*Written task*: Extract all lines in the data that contain the word "success".
+++ Rows
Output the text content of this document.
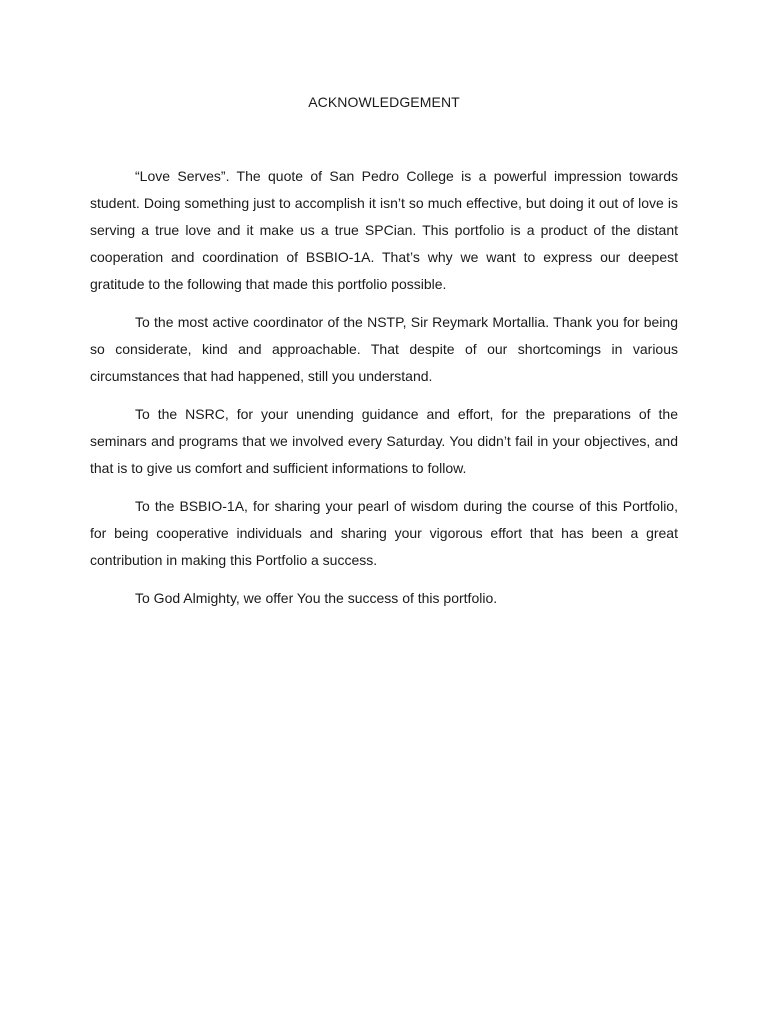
ACKNOWLEDGEMENT

“Love Serves”. The quote of San Pedro College is a powerful impression towards student. Doing something just to accomplish it isn’t so much effective, but doing it out of love is serving a true love and it make us a true SPCian. This portfolio is a product of the distant cooperation and coordination of BSBIO-1A. That’s why we want to express our deepest gratitude to the following that made this portfolio possible.

To the most active coordinator of the NSTP, Sir Reymark Mortallia. Thank you for being so considerate, kind and approachable. That despite of our shortcomings in various circumstances that had happened, still you understand.

To the NSRC, for your unending guidance and effort, for the preparations of the seminars and programs that we involved every Saturday. You didn’t fail in your objectives, and that is to give us comfort and sufficient informations to follow.

To the BSBIO-1A, for sharing your pearl of wisdom during the course of this Portfolio, for being cooperative individuals and sharing your vigorous effort that has been a great contribution in making this Portfolio a success.

To God Almighty, we offer You the success of this portfolio.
++++++
*Output of the exercise*:
To the BSBIO-1A, for sharing your pearl of wisdom during the course of this Portfolio, for being cooperative individuals and sharing your vigorous effort that has been a great contribution in making this Portfolio a success.
To God Almighty, we offer You the success of this portfolio.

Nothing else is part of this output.